» **REQUIREMENT**:
Your copy of the material below should match it exactly, except that it holds no pictures.

» **STORED DATA**:

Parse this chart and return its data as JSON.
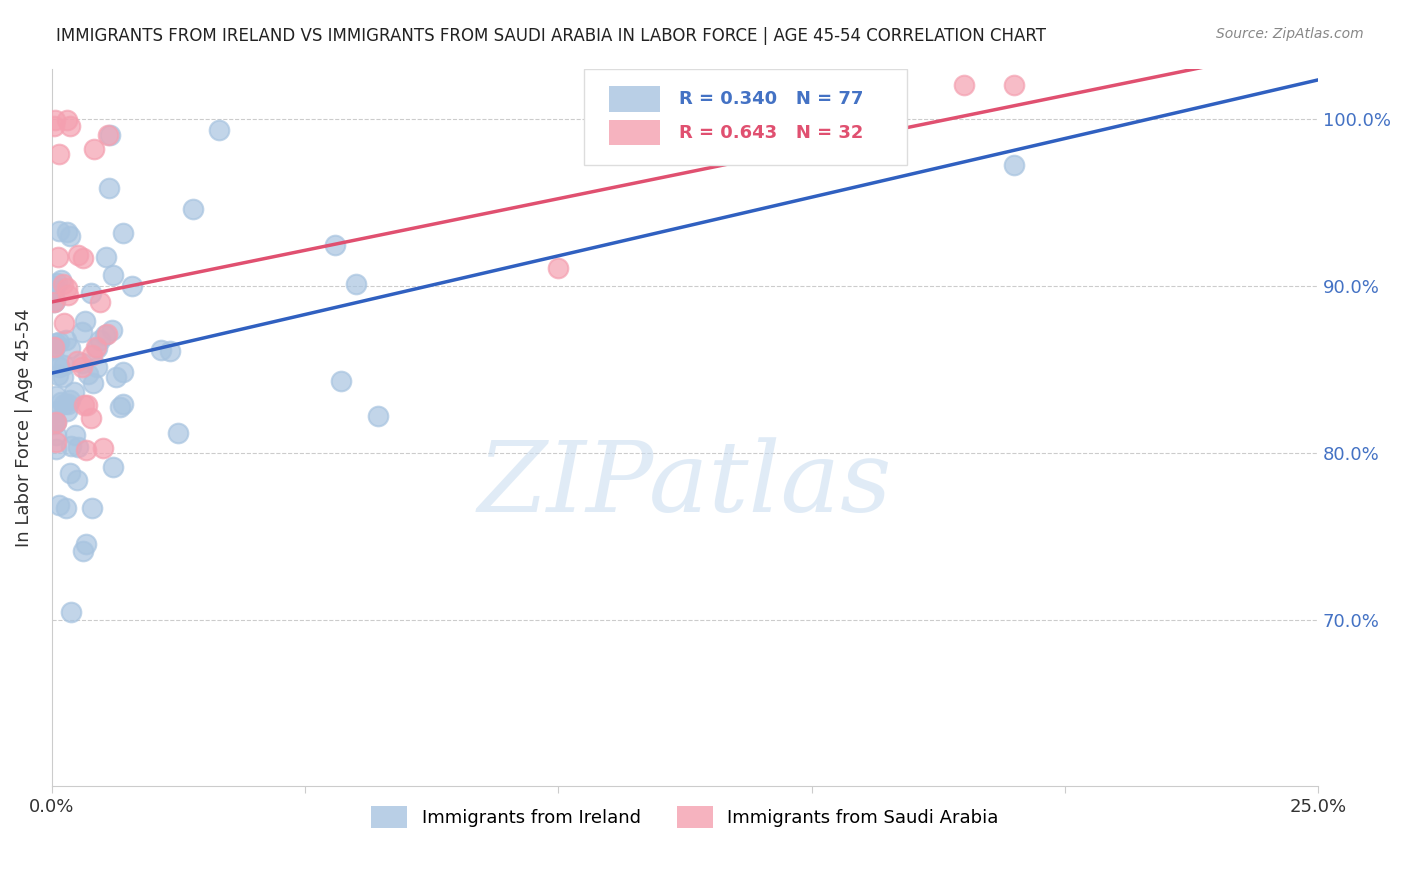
{
  "title": "IMMIGRANTS FROM IRELAND VS IMMIGRANTS FROM SAUDI ARABIA IN LABOR FORCE | AGE 45-54 CORRELATION CHART",
  "source": "Source: ZipAtlas.com",
  "ylabel": "In Labor Force | Age 45-54",
  "xlim": [
    0.0,
    0.25
  ],
  "ylim": [
    0.6,
    1.03
  ],
  "ireland_R": 0.34,
  "ireland_N": 77,
  "saudi_R": 0.643,
  "saudi_N": 32,
  "ireland_color": "#a8c4e0",
  "saudi_color": "#f4a0b0",
  "ireland_line_color": "#3060c0",
  "saudi_line_color": "#e05070",
  "ytick_vals": [
    0.7,
    0.8,
    0.9,
    1.0
  ],
  "ytick_labels": [
    "70.0%",
    "80.0%",
    "90.0%",
    "100.0%"
  ]
}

» **REPLY TO THE TASK**:
Parse this chart and return its data as JSON.
{
  "title": "IMMIGRANTS FROM IRELAND VS IMMIGRANTS FROM SAUDI ARABIA IN LABOR FORCE | AGE 45-54 CORRELATION CHART",
  "source": "Source: ZipAtlas.com",
  "ylabel": "In Labor Force | Age 45-54",
  "xlim": [
    0.0,
    0.25
  ],
  "ylim": [
    0.6,
    1.03
  ],
  "ireland_R": 0.34,
  "ireland_N": 77,
  "saudi_R": 0.643,
  "saudi_N": 32,
  "ireland_color": "#a8c4e0",
  "saudi_color": "#f4a0b0",
  "ireland_line_color": "#3060c0",
  "saudi_line_color": "#e05070",
  "ytick_vals": [
    0.7,
    0.8,
    0.9,
    1.0
  ],
  "ytick_labels": [
    "70.0%",
    "80.0%",
    "90.0%",
    "100.0%"
  ]
}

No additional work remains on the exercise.